• Reading text:
********
Find out how the UWDP writers think the Huskies will perform in a match against the Trojans who are coming off a big home win over Utah

Utah v USC Photo by Meg Oliphant/Getty Images

Jeff Gorman

The last 3 Washington victories over USC (going back to 2001) have been by margins of three, five, and three points. The 90s were kinder to the Dawgs and saw larger margins of victory, including two shutouts, totaling 58-0. All of this is to say, I think we’re in for a very close game on Saturday.

USC offensively against the Husky defense will be a challenge as Matt Fink has some mobility to him and will be throwing to the best WR unit Washington will face all season, by far. USC has struggled to run the ball - though 235 pound freshman Markese Stepp has been impressive - but the pass game has been generating plenty of yards and 9 TDs through four games. Fink balled out against Utah coming off the bench, but prepping the whole week as a starter is entirely different. Fink really seemed to be playing on instinct, without over thinking. I think he could regress a bit not play as “free” on Saturday. I imagine the Huskies are going to drop 8 into coverage and rush just 3, hoping to confuse Fink, and maybe get some pressure against an OL that has been up and down this year.
********
• Given problem: Quote the part of the game preview that opens with the words containing "USC offensively against" and closes with "down this year.". The items come from a source unrelated to this game preview.
********
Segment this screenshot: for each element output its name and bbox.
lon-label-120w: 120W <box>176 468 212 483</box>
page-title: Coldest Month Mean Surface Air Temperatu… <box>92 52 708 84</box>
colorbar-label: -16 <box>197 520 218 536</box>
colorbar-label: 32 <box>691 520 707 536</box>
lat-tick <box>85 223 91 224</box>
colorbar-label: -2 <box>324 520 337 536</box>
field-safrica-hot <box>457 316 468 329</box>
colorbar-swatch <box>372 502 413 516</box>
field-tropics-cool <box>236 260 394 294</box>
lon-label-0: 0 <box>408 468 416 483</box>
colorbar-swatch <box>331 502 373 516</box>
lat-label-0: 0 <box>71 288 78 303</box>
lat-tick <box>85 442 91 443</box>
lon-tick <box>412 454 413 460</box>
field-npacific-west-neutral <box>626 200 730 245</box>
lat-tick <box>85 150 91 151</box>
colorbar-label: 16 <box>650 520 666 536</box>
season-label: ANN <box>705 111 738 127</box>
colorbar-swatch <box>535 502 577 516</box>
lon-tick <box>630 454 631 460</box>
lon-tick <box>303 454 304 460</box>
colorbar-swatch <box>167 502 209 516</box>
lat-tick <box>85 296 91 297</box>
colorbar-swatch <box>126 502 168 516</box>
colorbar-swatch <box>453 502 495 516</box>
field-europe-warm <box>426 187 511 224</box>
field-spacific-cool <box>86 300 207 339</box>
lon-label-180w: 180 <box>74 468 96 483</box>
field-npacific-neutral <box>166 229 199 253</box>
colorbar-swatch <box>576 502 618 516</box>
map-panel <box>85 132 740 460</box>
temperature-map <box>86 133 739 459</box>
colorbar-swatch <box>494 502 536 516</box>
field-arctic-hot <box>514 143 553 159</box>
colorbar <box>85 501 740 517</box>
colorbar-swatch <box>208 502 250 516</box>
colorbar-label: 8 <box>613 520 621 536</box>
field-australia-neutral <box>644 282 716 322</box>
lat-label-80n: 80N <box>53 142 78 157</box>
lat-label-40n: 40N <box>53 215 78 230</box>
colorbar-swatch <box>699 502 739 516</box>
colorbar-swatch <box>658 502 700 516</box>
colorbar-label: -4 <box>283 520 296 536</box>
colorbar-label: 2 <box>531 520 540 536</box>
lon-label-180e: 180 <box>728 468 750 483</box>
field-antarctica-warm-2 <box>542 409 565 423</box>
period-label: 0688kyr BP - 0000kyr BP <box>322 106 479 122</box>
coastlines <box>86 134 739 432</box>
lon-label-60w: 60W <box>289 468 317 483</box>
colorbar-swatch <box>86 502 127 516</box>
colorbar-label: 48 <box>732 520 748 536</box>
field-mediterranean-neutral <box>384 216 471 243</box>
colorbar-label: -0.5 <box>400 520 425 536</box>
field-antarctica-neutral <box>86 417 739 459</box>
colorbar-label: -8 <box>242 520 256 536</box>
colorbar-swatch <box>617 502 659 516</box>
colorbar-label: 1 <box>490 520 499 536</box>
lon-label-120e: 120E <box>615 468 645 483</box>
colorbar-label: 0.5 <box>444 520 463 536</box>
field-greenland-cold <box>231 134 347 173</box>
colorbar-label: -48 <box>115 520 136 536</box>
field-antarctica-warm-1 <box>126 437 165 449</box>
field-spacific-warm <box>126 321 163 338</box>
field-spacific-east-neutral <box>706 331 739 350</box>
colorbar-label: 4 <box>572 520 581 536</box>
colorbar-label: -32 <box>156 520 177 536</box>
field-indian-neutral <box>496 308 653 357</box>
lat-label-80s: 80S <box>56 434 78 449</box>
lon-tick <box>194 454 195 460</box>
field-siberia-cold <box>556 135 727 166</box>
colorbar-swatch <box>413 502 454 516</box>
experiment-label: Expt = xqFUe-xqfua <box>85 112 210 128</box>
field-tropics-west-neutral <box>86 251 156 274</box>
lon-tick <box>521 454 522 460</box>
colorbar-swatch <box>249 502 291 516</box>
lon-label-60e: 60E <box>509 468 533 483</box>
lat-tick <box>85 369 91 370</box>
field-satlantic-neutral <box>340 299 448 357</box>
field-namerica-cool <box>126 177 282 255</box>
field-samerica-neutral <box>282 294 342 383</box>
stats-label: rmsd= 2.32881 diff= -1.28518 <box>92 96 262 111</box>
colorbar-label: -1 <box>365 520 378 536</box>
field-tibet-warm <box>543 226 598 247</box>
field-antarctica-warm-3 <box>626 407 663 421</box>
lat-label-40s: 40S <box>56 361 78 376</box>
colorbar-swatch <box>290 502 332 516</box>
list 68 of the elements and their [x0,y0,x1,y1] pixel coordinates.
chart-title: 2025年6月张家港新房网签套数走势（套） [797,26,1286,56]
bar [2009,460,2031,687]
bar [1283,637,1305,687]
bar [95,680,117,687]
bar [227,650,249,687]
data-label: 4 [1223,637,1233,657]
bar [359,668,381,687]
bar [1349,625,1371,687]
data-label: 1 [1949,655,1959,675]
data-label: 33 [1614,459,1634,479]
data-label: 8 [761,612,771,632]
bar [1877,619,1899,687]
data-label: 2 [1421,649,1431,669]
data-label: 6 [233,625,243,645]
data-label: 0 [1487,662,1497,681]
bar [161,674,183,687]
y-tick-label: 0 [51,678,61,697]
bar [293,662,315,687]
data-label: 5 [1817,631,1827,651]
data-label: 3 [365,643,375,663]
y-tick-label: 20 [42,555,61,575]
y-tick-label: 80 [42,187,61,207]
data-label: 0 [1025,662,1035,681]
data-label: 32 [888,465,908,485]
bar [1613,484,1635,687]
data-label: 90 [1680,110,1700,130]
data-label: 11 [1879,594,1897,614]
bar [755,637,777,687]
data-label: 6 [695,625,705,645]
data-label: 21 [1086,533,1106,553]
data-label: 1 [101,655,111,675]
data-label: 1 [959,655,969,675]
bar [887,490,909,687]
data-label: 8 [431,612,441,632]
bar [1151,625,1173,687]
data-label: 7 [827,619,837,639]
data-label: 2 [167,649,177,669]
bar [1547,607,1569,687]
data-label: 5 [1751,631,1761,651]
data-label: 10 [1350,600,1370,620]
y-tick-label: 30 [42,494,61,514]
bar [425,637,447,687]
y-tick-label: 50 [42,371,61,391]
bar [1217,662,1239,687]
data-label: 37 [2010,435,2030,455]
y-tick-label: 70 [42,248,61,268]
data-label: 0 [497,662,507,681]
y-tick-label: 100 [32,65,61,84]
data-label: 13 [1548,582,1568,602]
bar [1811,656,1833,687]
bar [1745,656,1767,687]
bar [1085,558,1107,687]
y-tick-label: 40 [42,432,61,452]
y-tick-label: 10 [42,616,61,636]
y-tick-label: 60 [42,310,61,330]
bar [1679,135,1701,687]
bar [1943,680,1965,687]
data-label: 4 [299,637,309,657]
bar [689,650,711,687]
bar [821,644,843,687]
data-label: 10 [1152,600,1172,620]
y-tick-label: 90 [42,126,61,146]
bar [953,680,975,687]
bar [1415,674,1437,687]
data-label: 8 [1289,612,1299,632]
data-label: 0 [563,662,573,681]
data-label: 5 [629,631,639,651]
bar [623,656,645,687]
********
• Result:
USC offensively against the Husky defense will be a challenge as Matt Fink has some mobility to him and will be throwing to the best WR unit Washington will face all season, by far. USC has struggled to run the ball - though 235 pound freshman Markese Stepp has been impressive - but the pass game has been generating plenty of yards and 9 TDs through four games. Fink balled out against Utah coming off the bench, but prepping the whole week as a starter is entirely different. Fink really seemed to be playing on instinct, without over thinking. I think he could regress a bit not play as “free” on Saturday. I imagine the Huskies are going to drop 8 into coverage and rush just 3, hoping to confuse Fink, and maybe get some pressure against an OL that has been up and down this year.